◆ Work to complete: Retype the whole listing, please, keeping every line exact and dropping the pictures.
######
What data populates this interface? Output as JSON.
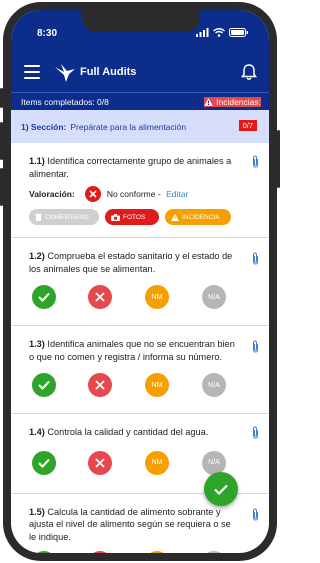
{
  "status": {
    "time": "8:30"
  },
  "app": {
    "title": "Full Audits"
  },
  "summary": {
    "completed": "Items completados: 0/8",
    "incidents": "Incidencias:"
  },
  "section": {
    "label": "1) Sección:",
    "title": "Prepárate para la alimentación",
    "count": "0/7"
  },
  "items": [
    {
      "num": "1.1)",
      "text": "Identifica correctamente grupo de animales a alimentar."
    },
    {
      "num": "1.2)",
      "text": "Comprueba el estado sanitario y el estado de los animales que se alimentan."
    },
    {
      "num": "1.3)",
      "text": "Identifica animales que no se encuentran bien o que no comen y registra / informa su número."
    },
    {
      "num": "1.4)",
      "text": "Controla la calidad y cantidad del agua."
    },
    {
      "num": "1.5)",
      "text": "Calcula la cantidad de alimento sobrante y ajusta el nivel de alimento según se requiera o se le indique."
    }
  ],
  "valoracion": {
    "label": "Valoración:",
    "value": "No conforme",
    "separator": " - ",
    "edit": "Editar"
  },
  "chips": {
    "comentario": "COMENTARIO",
    "fotos": "FOTOS",
    "incidencia": "INCIDENCIA"
  },
  "answer_labels": {
    "nm": "NM",
    "na": "N/A"
  },
  "colors": {
    "primary": "#0d2d8c",
    "section_bg": "#d6defa",
    "ok": "#2ea52a",
    "fail": "#e5484d",
    "nm": "#f6a000",
    "na": "#b5b5b5"
  }
}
######
◆ Answer to the problem:
What data populates this interface? Output as JSON.
{
  "status": {
    "time": "8:30"
  },
  "app": {
    "title": "Full Audits"
  },
  "summary": {
    "completed": "Items completados: 0/8",
    "incidents": "Incidencias:"
  },
  "section": {
    "label": "1) Sección:",
    "title": "Prepárate para la alimentación",
    "count": "0/7"
  },
  "items": [
    {
      "num": "1.1)",
      "text": "Identifica correctamente grupo de animales a alimentar."
    },
    {
      "num": "1.2)",
      "text": "Comprueba el estado sanitario y el estado de los animales que se alimentan."
    },
    {
      "num": "1.3)",
      "text": "Identifica animales que no se encuentran bien o que no comen y registra / informa su número."
    },
    {
      "num": "1.4)",
      "text": "Controla la calidad y cantidad del agua."
    },
    {
      "num": "1.5)",
      "text": "Calcula la cantidad de alimento sobrante y ajusta el nivel de alimento según se requiera o se le indique."
    }
  ],
  "valoracion": {
    "label": "Valoración:",
    "value": "No conforme",
    "separator": " - ",
    "edit": "Editar"
  },
  "chips": {
    "comentario": "COMENTARIO",
    "fotos": "FOTOS",
    "incidencia": "INCIDENCIA"
  },
  "answer_labels": {
    "nm": "NM",
    "na": "N/A"
  },
  "colors": {
    "primary": "#0d2d8c",
    "section_bg": "#d6defa",
    "ok": "#2ea52a",
    "fail": "#e5484d",
    "nm": "#f6a000",
    "na": "#b5b5b5"
  }
}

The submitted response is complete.